→ Given request 1
Set down the pre-processing notebook verbatim, starting at "for attribute in" and ending at "feature_df['datetime'] = pd.to_datetime(feature_df['datetime'])".
→ Given request 2
Summarize the pre-processing notebook in two sentences.

→ Provided passage
# **Pre-processing**

---

## **Import Libraries & Data Loading**

In [20]:
import os.path as osp

import pandas as pd

data_folder = osp.join('..', 'resource', 'dataset')

In [21]:
metadata = pd.read_csv(osp.join(data_folder, 'metadata.csv'))
metadata = metadata[metadata['attributes'] != 'weather_description']

city_attri_df = pd.read_csv(osp.join(data_folder, 'raw', 'city_attributes.csv'))
feature_dfs = {
    attribute: pd.read_csv(f'{data_folder}/raw/{attribute}.csv')
    for attribute in metadata['attributes']
}

In [22]:
def preprocess_features(
    feature_df: pd.DataFrame
) -> pd.DataFrame:
    # date & time
    feature_df = feature_df.copy(True)
    feature_df['datetime'] = pd.to_datetime(feature_df['datetime'])
    feature_df['date'] = feature_df['datetime'].dt.date

    feature_df.drop(columns=['datetime'], inplace=True)

    # fill missing values with forward fill
    feature_df.drop(0, axis=0, inplace=True)
    feature_df.ffill(inplace=True)

    # remove date 2012-10-01
    feature_df = feature_df[feature_df['date'] != pd.to_datetime("2012-10-01").date()]

    # aggregate by date and take mean
    return (feature_df
        .groupby(feature_df['date'])
        .mean(numeric_only=True)
        .reset_index()
    )

## **Preprocess data**

Remove nulls, normalize datetime and such

In [23]:
for attribute, df in feature_dfs.items():
    feature_dfs[attribute] = preprocess_features(df).set_index('date')

→ Records provided
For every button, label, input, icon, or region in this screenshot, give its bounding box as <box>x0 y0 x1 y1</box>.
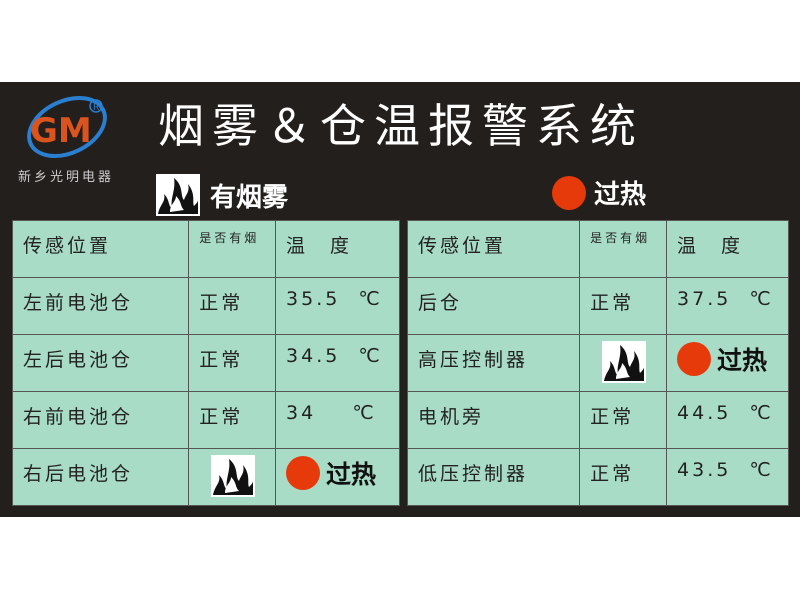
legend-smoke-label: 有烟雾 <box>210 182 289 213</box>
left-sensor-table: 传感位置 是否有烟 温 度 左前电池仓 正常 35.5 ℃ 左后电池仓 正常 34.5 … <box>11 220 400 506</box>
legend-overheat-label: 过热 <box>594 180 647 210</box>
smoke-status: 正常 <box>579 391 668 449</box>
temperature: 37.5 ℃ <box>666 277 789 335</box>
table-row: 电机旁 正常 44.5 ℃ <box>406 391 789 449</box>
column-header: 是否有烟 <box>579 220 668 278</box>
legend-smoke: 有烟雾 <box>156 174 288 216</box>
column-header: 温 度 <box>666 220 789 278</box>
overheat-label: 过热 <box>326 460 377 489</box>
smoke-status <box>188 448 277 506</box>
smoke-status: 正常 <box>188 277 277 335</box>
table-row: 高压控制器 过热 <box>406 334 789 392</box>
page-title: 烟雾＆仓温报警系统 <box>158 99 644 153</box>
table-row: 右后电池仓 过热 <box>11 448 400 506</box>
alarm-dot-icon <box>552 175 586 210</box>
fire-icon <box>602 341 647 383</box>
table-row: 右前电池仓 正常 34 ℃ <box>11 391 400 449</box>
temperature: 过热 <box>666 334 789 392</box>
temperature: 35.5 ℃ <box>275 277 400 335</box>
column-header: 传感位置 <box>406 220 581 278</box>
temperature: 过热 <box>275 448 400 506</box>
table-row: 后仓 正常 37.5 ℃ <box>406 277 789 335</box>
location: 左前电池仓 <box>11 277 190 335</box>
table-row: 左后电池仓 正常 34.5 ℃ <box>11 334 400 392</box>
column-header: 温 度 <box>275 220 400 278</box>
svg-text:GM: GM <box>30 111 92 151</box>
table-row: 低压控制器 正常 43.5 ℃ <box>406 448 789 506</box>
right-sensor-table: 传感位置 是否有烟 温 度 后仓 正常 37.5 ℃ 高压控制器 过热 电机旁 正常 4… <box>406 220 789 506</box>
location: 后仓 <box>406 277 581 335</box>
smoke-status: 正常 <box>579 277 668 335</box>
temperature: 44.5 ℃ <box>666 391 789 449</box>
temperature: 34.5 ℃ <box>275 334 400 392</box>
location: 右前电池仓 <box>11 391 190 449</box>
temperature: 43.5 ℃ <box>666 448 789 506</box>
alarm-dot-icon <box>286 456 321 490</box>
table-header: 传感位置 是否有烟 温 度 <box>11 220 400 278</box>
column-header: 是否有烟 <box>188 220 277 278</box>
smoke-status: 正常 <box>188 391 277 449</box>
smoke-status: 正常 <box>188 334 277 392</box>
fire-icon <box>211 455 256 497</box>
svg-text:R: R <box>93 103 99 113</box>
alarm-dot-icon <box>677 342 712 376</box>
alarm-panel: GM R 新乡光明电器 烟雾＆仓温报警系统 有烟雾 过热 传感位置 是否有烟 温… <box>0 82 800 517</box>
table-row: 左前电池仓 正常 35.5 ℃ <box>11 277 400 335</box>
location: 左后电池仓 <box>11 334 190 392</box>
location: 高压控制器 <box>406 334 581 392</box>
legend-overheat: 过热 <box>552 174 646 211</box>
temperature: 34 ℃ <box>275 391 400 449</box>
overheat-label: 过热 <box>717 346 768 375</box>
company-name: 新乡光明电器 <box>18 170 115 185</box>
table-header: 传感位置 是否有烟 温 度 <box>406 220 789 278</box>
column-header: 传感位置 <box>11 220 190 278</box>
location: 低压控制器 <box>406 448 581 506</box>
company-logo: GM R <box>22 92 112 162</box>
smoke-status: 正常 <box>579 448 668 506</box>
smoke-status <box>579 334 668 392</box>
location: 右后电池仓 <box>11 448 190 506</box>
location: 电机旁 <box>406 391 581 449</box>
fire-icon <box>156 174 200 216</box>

--

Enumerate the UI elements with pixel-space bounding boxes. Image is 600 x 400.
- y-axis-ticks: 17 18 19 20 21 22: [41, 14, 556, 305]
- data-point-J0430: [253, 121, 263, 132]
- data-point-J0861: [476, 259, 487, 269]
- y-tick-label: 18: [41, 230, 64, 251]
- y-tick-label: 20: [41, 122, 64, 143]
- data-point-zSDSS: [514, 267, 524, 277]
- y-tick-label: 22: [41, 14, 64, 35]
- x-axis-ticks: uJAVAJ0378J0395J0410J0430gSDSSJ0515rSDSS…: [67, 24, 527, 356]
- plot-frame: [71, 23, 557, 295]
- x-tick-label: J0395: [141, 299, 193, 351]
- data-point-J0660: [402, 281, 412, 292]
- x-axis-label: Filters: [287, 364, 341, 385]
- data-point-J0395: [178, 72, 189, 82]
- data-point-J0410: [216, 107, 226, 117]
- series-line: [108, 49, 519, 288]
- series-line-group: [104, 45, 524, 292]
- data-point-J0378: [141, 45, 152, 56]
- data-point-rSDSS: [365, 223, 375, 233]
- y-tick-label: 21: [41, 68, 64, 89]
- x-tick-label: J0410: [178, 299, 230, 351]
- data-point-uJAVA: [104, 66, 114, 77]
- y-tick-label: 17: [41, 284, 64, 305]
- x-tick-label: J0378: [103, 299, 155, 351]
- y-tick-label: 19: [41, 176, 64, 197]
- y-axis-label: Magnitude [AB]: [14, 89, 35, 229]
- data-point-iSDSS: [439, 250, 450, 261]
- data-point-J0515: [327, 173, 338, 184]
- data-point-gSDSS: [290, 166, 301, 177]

→ Result 1
for attribute in metadata['attributes']
}

In [22]:
def preprocess_features(
    feature_df: pd.DataFrame
) -> pd.DataFrame:
    # date & time
    feature_df = feature_df.copy(True)
    feature_df['datetime'] = pd.to_datetime(feature_df['datetime'])

→ Result 2
The notebook loads a metadata file (excluding the weather_description attribute), a city attributes file, and one raw CSV per remaining attribute into a dictionary of pandas DataFrames. It defines a function that converts timestamps to dates, drops the first row, forward-fills missing values, removes 2012-10-01, and averages the values by date, then applies that function to every attribute's DataFrame and indexes each result by date.